Dataset entries
⟨

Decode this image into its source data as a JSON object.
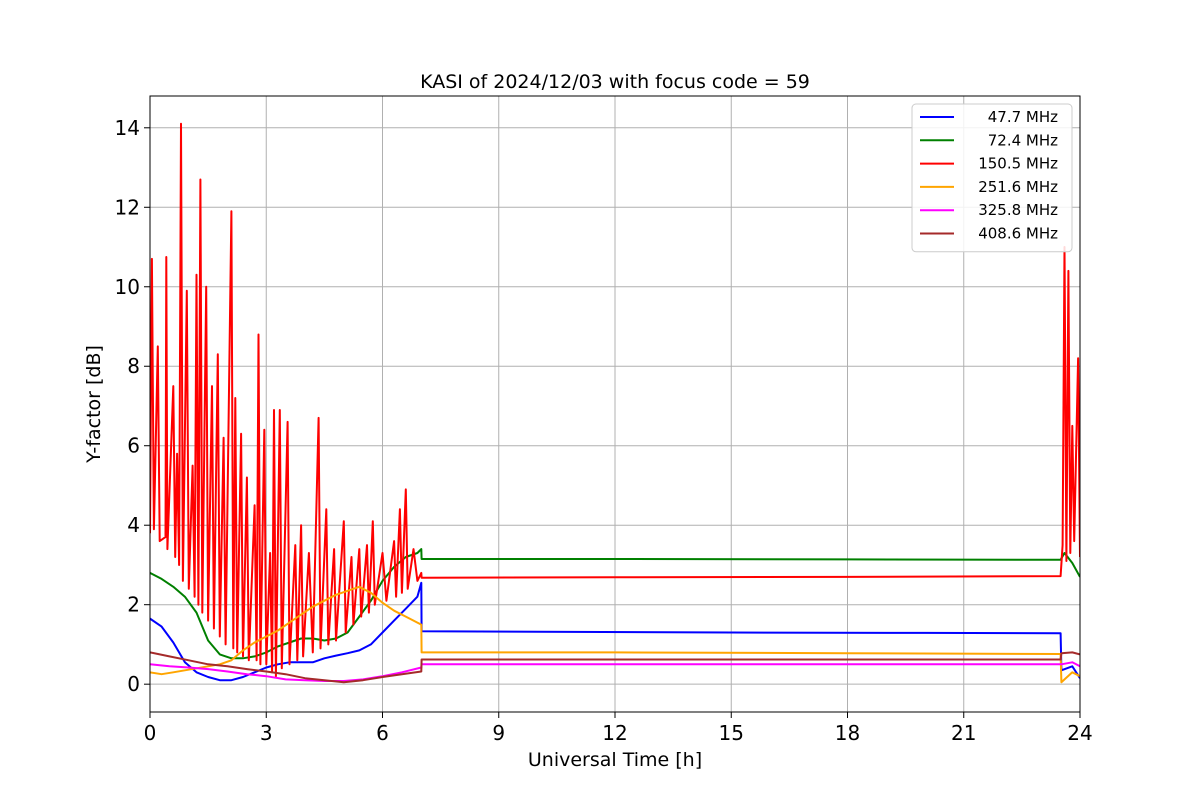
{
  "chart_data": {
    "type": "line",
    "title": "KASI of 2024/12/03 with focus code = 59",
    "xlabel": "Universal Time [h]",
    "ylabel": "Y-factor [dB]",
    "xlim": [
      0,
      24
    ],
    "ylim": [
      -0.7,
      14.8
    ],
    "xticks": [
      0,
      3,
      6,
      9,
      12,
      15,
      18,
      21,
      24
    ],
    "yticks": [
      0,
      2,
      4,
      6,
      8,
      10,
      12,
      14
    ],
    "grid": true,
    "legend_position": "top-right",
    "series": [
      {
        "name": "47.7 MHz",
        "color": "#0000ff",
        "points": [
          [
            0,
            1.65
          ],
          [
            0.3,
            1.45
          ],
          [
            0.6,
            1.05
          ],
          [
            0.9,
            0.55
          ],
          [
            1.2,
            0.3
          ],
          [
            1.5,
            0.18
          ],
          [
            1.8,
            0.1
          ],
          [
            2.1,
            0.1
          ],
          [
            2.4,
            0.18
          ],
          [
            2.7,
            0.3
          ],
          [
            3.0,
            0.42
          ],
          [
            3.3,
            0.5
          ],
          [
            3.6,
            0.55
          ],
          [
            3.9,
            0.55
          ],
          [
            4.2,
            0.55
          ],
          [
            4.5,
            0.65
          ],
          [
            4.8,
            0.72
          ],
          [
            5.1,
            0.78
          ],
          [
            5.4,
            0.85
          ],
          [
            5.7,
            1.0
          ],
          [
            6.0,
            1.3
          ],
          [
            6.3,
            1.6
          ],
          [
            6.6,
            1.9
          ],
          [
            6.9,
            2.2
          ],
          [
            7.0,
            2.55
          ],
          [
            7.01,
            1.33
          ],
          [
            10,
            1.32
          ],
          [
            15,
            1.3
          ],
          [
            20,
            1.29
          ],
          [
            23.5,
            1.28
          ],
          [
            23.52,
            0.35
          ],
          [
            23.8,
            0.45
          ],
          [
            24,
            0.15
          ]
        ]
      },
      {
        "name": "72.4 MHz",
        "color": "#008000",
        "points": [
          [
            0,
            2.8
          ],
          [
            0.3,
            2.65
          ],
          [
            0.6,
            2.45
          ],
          [
            0.9,
            2.2
          ],
          [
            1.2,
            1.8
          ],
          [
            1.5,
            1.1
          ],
          [
            1.8,
            0.75
          ],
          [
            2.1,
            0.65
          ],
          [
            2.4,
            0.65
          ],
          [
            2.7,
            0.7
          ],
          [
            3.0,
            0.8
          ],
          [
            3.3,
            0.95
          ],
          [
            3.6,
            1.05
          ],
          [
            3.9,
            1.15
          ],
          [
            4.2,
            1.15
          ],
          [
            4.5,
            1.1
          ],
          [
            4.8,
            1.15
          ],
          [
            5.1,
            1.3
          ],
          [
            5.4,
            1.7
          ],
          [
            5.7,
            2.1
          ],
          [
            6.0,
            2.6
          ],
          [
            6.3,
            2.95
          ],
          [
            6.6,
            3.2
          ],
          [
            6.9,
            3.3
          ],
          [
            7.0,
            3.4
          ],
          [
            7.01,
            3.15
          ],
          [
            12,
            3.15
          ],
          [
            18,
            3.14
          ],
          [
            23.5,
            3.13
          ],
          [
            23.6,
            3.3
          ],
          [
            23.8,
            3.05
          ],
          [
            24,
            2.7
          ]
        ]
      },
      {
        "name": "150.5 MHz",
        "color": "#ff0000",
        "points": [
          [
            0,
            3.8
          ],
          [
            0.05,
            10.7
          ],
          [
            0.1,
            3.9
          ],
          [
            0.2,
            8.5
          ],
          [
            0.25,
            3.6
          ],
          [
            0.4,
            3.7
          ],
          [
            0.42,
            10.75
          ],
          [
            0.45,
            3.4
          ],
          [
            0.6,
            7.5
          ],
          [
            0.65,
            3.2
          ],
          [
            0.7,
            5.8
          ],
          [
            0.75,
            3.0
          ],
          [
            0.8,
            14.1
          ],
          [
            0.85,
            2.6
          ],
          [
            0.95,
            9.9
          ],
          [
            1.0,
            2.4
          ],
          [
            1.1,
            5.5
          ],
          [
            1.15,
            2.2
          ],
          [
            1.2,
            10.3
          ],
          [
            1.25,
            2.0
          ],
          [
            1.3,
            12.7
          ],
          [
            1.35,
            1.8
          ],
          [
            1.45,
            10.0
          ],
          [
            1.5,
            1.6
          ],
          [
            1.6,
            7.5
          ],
          [
            1.65,
            1.4
          ],
          [
            1.75,
            8.3
          ],
          [
            1.8,
            1.2
          ],
          [
            1.9,
            6.2
          ],
          [
            1.95,
            1.0
          ],
          [
            2.1,
            11.9
          ],
          [
            2.15,
            0.9
          ],
          [
            2.2,
            7.2
          ],
          [
            2.25,
            0.8
          ],
          [
            2.35,
            6.3
          ],
          [
            2.4,
            0.7
          ],
          [
            2.5,
            5.2
          ],
          [
            2.55,
            0.6
          ],
          [
            2.7,
            4.5
          ],
          [
            2.75,
            0.6
          ],
          [
            2.8,
            8.8
          ],
          [
            2.85,
            0.5
          ],
          [
            2.95,
            6.4
          ],
          [
            3.0,
            0.5
          ],
          [
            3.1,
            3.3
          ],
          [
            3.15,
            0.3
          ],
          [
            3.2,
            6.9
          ],
          [
            3.25,
            0.2
          ],
          [
            3.35,
            6.9
          ],
          [
            3.4,
            0.4
          ],
          [
            3.55,
            6.6
          ],
          [
            3.6,
            0.5
          ],
          [
            3.75,
            3.5
          ],
          [
            3.8,
            0.6
          ],
          [
            3.9,
            4.0
          ],
          [
            3.95,
            0.7
          ],
          [
            4.1,
            3.3
          ],
          [
            4.2,
            0.8
          ],
          [
            4.35,
            6.7
          ],
          [
            4.4,
            0.9
          ],
          [
            4.55,
            4.4
          ],
          [
            4.6,
            1.0
          ],
          [
            4.75,
            3.4
          ],
          [
            4.8,
            1.1
          ],
          [
            5.0,
            4.1
          ],
          [
            5.05,
            1.3
          ],
          [
            5.2,
            3.2
          ],
          [
            5.25,
            1.5
          ],
          [
            5.4,
            3.4
          ],
          [
            5.45,
            1.7
          ],
          [
            5.6,
            3.5
          ],
          [
            5.65,
            1.8
          ],
          [
            5.75,
            4.1
          ],
          [
            5.8,
            2.0
          ],
          [
            6.0,
            3.3
          ],
          [
            6.1,
            2.1
          ],
          [
            6.3,
            3.6
          ],
          [
            6.35,
            2.2
          ],
          [
            6.45,
            4.4
          ],
          [
            6.5,
            2.3
          ],
          [
            6.6,
            4.9
          ],
          [
            6.65,
            2.4
          ],
          [
            6.8,
            3.4
          ],
          [
            6.9,
            2.6
          ],
          [
            7.0,
            2.8
          ],
          [
            7.01,
            2.68
          ],
          [
            12,
            2.69
          ],
          [
            18,
            2.7
          ],
          [
            23.5,
            2.72
          ],
          [
            23.55,
            3.5
          ],
          [
            23.6,
            11.0
          ],
          [
            23.65,
            3.1
          ],
          [
            23.7,
            10.4
          ],
          [
            23.75,
            3.3
          ],
          [
            23.8,
            6.5
          ],
          [
            23.85,
            3.6
          ],
          [
            23.95,
            8.2
          ],
          [
            24,
            3.2
          ]
        ]
      },
      {
        "name": "251.6 MHz",
        "color": "#ffa500",
        "points": [
          [
            0,
            0.3
          ],
          [
            0.3,
            0.25
          ],
          [
            0.6,
            0.3
          ],
          [
            0.9,
            0.35
          ],
          [
            1.2,
            0.4
          ],
          [
            1.5,
            0.45
          ],
          [
            1.8,
            0.5
          ],
          [
            2.1,
            0.6
          ],
          [
            2.4,
            0.85
          ],
          [
            2.7,
            1.05
          ],
          [
            3.0,
            1.2
          ],
          [
            3.3,
            1.35
          ],
          [
            3.6,
            1.55
          ],
          [
            3.9,
            1.75
          ],
          [
            4.2,
            1.95
          ],
          [
            4.5,
            2.1
          ],
          [
            4.8,
            2.25
          ],
          [
            5.1,
            2.35
          ],
          [
            5.4,
            2.45
          ],
          [
            5.7,
            2.3
          ],
          [
            6.0,
            2.05
          ],
          [
            6.3,
            1.85
          ],
          [
            6.6,
            1.7
          ],
          [
            6.9,
            1.55
          ],
          [
            7.0,
            1.5
          ],
          [
            7.01,
            0.8
          ],
          [
            12,
            0.8
          ],
          [
            18,
            0.78
          ],
          [
            23.5,
            0.76
          ],
          [
            23.52,
            0.05
          ],
          [
            23.8,
            0.3
          ],
          [
            24,
            0.2
          ]
        ]
      },
      {
        "name": "325.8 MHz",
        "color": "#ff00ff",
        "points": [
          [
            0,
            0.5
          ],
          [
            0.5,
            0.45
          ],
          [
            1.0,
            0.42
          ],
          [
            1.5,
            0.38
          ],
          [
            2.0,
            0.32
          ],
          [
            2.5,
            0.25
          ],
          [
            3.0,
            0.2
          ],
          [
            3.5,
            0.12
          ],
          [
            4.0,
            0.1
          ],
          [
            4.5,
            0.08
          ],
          [
            5.0,
            0.08
          ],
          [
            5.5,
            0.12
          ],
          [
            6.0,
            0.2
          ],
          [
            6.5,
            0.3
          ],
          [
            7.0,
            0.42
          ],
          [
            7.01,
            0.5
          ],
          [
            12,
            0.5
          ],
          [
            18,
            0.5
          ],
          [
            23.5,
            0.5
          ],
          [
            23.52,
            0.5
          ],
          [
            23.8,
            0.55
          ],
          [
            24,
            0.45
          ]
        ]
      },
      {
        "name": "408.6 MHz",
        "color": "#a52a2a",
        "points": [
          [
            0,
            0.8
          ],
          [
            0.5,
            0.7
          ],
          [
            1.0,
            0.6
          ],
          [
            1.5,
            0.5
          ],
          [
            2.0,
            0.45
          ],
          [
            2.5,
            0.38
          ],
          [
            3.0,
            0.32
          ],
          [
            3.5,
            0.25
          ],
          [
            4.0,
            0.15
          ],
          [
            4.5,
            0.1
          ],
          [
            5.0,
            0.05
          ],
          [
            5.5,
            0.1
          ],
          [
            6.0,
            0.18
          ],
          [
            6.5,
            0.25
          ],
          [
            7.0,
            0.32
          ],
          [
            7.01,
            0.62
          ],
          [
            12,
            0.62
          ],
          [
            18,
            0.62
          ],
          [
            23.5,
            0.62
          ],
          [
            23.52,
            0.78
          ],
          [
            23.8,
            0.8
          ],
          [
            24,
            0.75
          ]
        ]
      }
    ]
  }
}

⟩

### [GIVEN PROBLEM]
Copy out all lines above that include the string "color".

### [WRITTEN ANSWER]
        "color": "#0000ff",
        "color": "#008000",
        "color": "#ff0000",
        "color": "#ffa500",
        "color": "#ff00ff",
        "color": "#a52a2a",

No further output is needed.